Within the records below, find each line that holds the string "Major", then copy it.

DATA LISTING:

####

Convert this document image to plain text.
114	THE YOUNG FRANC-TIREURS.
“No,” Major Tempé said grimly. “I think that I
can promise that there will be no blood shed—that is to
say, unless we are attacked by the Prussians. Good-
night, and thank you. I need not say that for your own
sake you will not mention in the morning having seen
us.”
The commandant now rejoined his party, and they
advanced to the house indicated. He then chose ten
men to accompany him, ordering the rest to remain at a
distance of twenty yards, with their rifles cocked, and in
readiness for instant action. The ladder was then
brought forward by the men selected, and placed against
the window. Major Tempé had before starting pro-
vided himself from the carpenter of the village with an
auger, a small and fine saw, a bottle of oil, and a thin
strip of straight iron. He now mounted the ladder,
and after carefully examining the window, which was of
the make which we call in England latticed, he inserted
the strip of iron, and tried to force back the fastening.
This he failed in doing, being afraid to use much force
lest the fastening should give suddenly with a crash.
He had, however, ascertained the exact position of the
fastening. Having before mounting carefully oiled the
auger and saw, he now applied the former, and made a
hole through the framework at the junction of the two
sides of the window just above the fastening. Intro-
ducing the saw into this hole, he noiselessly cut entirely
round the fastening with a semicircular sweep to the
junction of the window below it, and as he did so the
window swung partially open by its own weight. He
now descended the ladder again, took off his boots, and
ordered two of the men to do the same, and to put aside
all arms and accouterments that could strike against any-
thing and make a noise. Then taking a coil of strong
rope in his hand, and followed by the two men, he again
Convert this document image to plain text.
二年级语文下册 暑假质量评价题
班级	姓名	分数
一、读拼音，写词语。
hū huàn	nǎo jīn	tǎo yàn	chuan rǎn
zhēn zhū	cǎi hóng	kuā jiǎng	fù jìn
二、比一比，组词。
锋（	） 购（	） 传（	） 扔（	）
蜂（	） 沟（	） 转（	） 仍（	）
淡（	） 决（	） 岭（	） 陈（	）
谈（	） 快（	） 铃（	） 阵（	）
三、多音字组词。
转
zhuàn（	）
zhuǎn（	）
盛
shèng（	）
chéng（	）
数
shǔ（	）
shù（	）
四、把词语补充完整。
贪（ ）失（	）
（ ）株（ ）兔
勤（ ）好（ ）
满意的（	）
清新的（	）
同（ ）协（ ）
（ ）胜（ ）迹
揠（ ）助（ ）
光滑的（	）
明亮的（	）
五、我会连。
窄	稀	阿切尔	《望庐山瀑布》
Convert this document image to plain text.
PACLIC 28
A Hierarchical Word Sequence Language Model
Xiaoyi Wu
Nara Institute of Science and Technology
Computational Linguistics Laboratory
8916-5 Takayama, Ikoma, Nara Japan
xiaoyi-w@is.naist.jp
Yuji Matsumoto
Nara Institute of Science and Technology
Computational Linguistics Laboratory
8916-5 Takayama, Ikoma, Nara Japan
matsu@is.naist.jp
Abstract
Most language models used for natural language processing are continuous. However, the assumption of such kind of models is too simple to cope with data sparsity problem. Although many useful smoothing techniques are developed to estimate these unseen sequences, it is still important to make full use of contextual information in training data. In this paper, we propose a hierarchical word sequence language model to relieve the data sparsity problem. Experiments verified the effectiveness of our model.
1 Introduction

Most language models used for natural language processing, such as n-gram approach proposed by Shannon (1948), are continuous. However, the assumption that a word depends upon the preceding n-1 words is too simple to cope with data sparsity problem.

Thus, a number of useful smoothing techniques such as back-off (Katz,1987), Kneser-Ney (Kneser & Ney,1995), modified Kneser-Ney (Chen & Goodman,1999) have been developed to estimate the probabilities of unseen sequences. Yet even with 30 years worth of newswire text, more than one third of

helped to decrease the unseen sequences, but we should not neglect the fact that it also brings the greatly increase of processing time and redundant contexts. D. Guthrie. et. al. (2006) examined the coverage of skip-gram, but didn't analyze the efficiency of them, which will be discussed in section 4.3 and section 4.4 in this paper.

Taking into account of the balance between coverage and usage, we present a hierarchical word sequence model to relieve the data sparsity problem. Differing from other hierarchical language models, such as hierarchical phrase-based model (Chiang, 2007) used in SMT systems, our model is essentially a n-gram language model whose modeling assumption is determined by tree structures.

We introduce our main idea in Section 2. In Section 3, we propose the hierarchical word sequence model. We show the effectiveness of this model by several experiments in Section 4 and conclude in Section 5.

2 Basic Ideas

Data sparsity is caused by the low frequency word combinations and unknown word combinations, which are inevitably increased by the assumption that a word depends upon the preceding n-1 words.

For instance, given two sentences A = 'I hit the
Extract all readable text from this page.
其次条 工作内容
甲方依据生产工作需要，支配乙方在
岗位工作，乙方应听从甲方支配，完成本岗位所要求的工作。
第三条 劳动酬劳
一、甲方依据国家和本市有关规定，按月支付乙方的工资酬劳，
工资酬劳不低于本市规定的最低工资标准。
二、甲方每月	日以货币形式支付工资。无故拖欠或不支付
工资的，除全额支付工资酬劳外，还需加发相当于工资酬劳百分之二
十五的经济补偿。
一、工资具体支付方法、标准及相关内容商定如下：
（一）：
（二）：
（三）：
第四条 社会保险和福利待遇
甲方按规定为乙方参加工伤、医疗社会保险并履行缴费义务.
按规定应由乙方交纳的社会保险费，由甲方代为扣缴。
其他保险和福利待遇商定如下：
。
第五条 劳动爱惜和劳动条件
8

####

CORRECT RESULT:
“No,” Major Tempé said grimly. “I think that I
the window. Major Tempé had before starting pro-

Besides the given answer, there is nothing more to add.